## Start GIVEN INFORMATION
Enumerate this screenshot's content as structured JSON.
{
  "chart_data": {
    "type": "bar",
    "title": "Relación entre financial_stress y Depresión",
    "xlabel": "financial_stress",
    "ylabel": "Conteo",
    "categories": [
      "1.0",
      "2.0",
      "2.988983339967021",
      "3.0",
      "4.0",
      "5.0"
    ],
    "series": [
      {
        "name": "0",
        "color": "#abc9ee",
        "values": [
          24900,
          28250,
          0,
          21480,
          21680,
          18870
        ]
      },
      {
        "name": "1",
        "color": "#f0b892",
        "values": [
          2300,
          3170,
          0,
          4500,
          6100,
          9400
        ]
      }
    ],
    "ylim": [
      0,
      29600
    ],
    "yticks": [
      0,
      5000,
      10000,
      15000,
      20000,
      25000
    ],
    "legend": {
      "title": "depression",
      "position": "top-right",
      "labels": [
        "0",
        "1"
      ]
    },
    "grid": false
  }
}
## End GIVEN INFORMATION
Extract the full listing above without altering anything.

Enumerate this screenshot's content as structured JSON.
{
  "chart_data": {
    "type": "bar",
    "title": "Relación entre financial_stress y Depresión",
    "xlabel": "financial_stress",
    "ylabel": "Conteo",
    "categories": [
      "1.0",
      "2.0",
      "2.988983339967021",
      "3.0",
      "4.0",
      "5.0"
    ],
    "series": [
      {
        "name": "0",
        "color": "#abc9ee",
        "values": [
          24900,
          28250,
          0,
          21480,
          21680,
          18870
        ]
      },
      {
        "name": "1",
        "color": "#f0b892",
        "values": [
          2300,
          3170,
          0,
          4500,
          6100,
          9400
        ]
      }
    ],
    "ylim": [
      0,
      29600
    ],
    "yticks": [
      0,
      5000,
      10000,
      15000,
      20000,
      25000
    ],
    "legend": {
      "title": "depression",
      "position": "top-right",
      "labels": [
        "0",
        "1"
      ]
    },
    "grid": false
  }
}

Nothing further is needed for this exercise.